**Task instructions**
Copy out all the records, word for word.

[Raw records]
───
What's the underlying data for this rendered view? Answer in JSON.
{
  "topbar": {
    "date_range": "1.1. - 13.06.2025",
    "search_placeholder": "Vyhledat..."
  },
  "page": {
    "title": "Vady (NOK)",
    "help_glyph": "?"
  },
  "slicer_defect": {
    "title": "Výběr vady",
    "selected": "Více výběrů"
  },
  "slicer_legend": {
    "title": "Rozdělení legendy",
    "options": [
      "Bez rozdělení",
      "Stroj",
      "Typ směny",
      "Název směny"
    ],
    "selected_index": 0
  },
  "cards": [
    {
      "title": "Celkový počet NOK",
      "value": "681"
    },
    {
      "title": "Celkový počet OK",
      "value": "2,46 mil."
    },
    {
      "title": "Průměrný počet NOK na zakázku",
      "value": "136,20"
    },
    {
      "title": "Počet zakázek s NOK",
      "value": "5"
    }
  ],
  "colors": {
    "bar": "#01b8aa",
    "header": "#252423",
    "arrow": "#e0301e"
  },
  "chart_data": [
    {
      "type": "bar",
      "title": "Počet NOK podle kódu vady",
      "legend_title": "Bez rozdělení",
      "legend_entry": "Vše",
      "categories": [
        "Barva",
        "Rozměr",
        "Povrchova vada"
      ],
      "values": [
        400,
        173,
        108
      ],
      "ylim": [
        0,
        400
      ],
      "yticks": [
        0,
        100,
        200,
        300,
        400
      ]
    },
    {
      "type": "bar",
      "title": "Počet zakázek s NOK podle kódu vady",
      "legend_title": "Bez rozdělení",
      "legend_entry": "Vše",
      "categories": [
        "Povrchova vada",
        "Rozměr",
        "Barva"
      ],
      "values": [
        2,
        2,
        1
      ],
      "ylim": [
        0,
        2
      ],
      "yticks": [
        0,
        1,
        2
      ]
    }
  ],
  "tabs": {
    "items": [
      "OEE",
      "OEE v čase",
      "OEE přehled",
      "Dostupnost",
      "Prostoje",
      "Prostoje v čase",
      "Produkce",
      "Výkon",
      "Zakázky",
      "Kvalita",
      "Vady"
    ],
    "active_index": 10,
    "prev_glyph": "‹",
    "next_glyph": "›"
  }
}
───
**Full solution**
What's the underlying data for this rendered view? Answer in JSON.
{
  "topbar": {
    "date_range": "1.1. - 13.06.2025",
    "search_placeholder": "Vyhledat..."
  },
  "page": {
    "title": "Vady (NOK)",
    "help_glyph": "?"
  },
  "slicer_defect": {
    "title": "Výběr vady",
    "selected": "Více výběrů"
  },
  "slicer_legend": {
    "title": "Rozdělení legendy",
    "options": [
      "Bez rozdělení",
      "Stroj",
      "Typ směny",
      "Název směny"
    ],
    "selected_index": 0
  },
  "cards": [
    {
      "title": "Celkový počet NOK",
      "value": "681"
    },
    {
      "title": "Celkový počet OK",
      "value": "2,46 mil."
    },
    {
      "title": "Průměrný počet NOK na zakázku",
      "value": "136,20"
    },
    {
      "title": "Počet zakázek s NOK",
      "value": "5"
    }
  ],
  "colors": {
    "bar": "#01b8aa",
    "header": "#252423",
    "arrow": "#e0301e"
  },
  "chart_data": [
    {
      "type": "bar",
      "title": "Počet NOK podle kódu vady",
      "legend_title": "Bez rozdělení",
      "legend_entry": "Vše",
      "categories": [
        "Barva",
        "Rozměr",
        "Povrchova vada"
      ],
      "values": [
        400,
        173,
        108
      ],
      "ylim": [
        0,
        400
      ],
      "yticks": [
        0,
        100,
        200,
        300,
        400
      ]
    },
    {
      "type": "bar",
      "title": "Počet zakázek s NOK podle kódu vady",
      "legend_title": "Bez rozdělení",
      "legend_entry": "Vše",
      "categories": [
        "Povrchova vada",
        "Rozměr",
        "Barva"
      ],
      "values": [
        2,
        2,
        1
      ],
      "ylim": [
        0,
        2
      ],
      "yticks": [
        0,
        1,
        2
      ]
    }
  ],
  "tabs": {
    "items": [
      "OEE",
      "OEE v čase",
      "OEE přehled",
      "Dostupnost",
      "Prostoje",
      "Prostoje v čase",
      "Produkce",
      "Výkon",
      "Zakázky",
      "Kvalita",
      "Vady"
    ],
    "active_index": 10,
    "prev_glyph": "‹",
    "next_glyph": "›"
  }
}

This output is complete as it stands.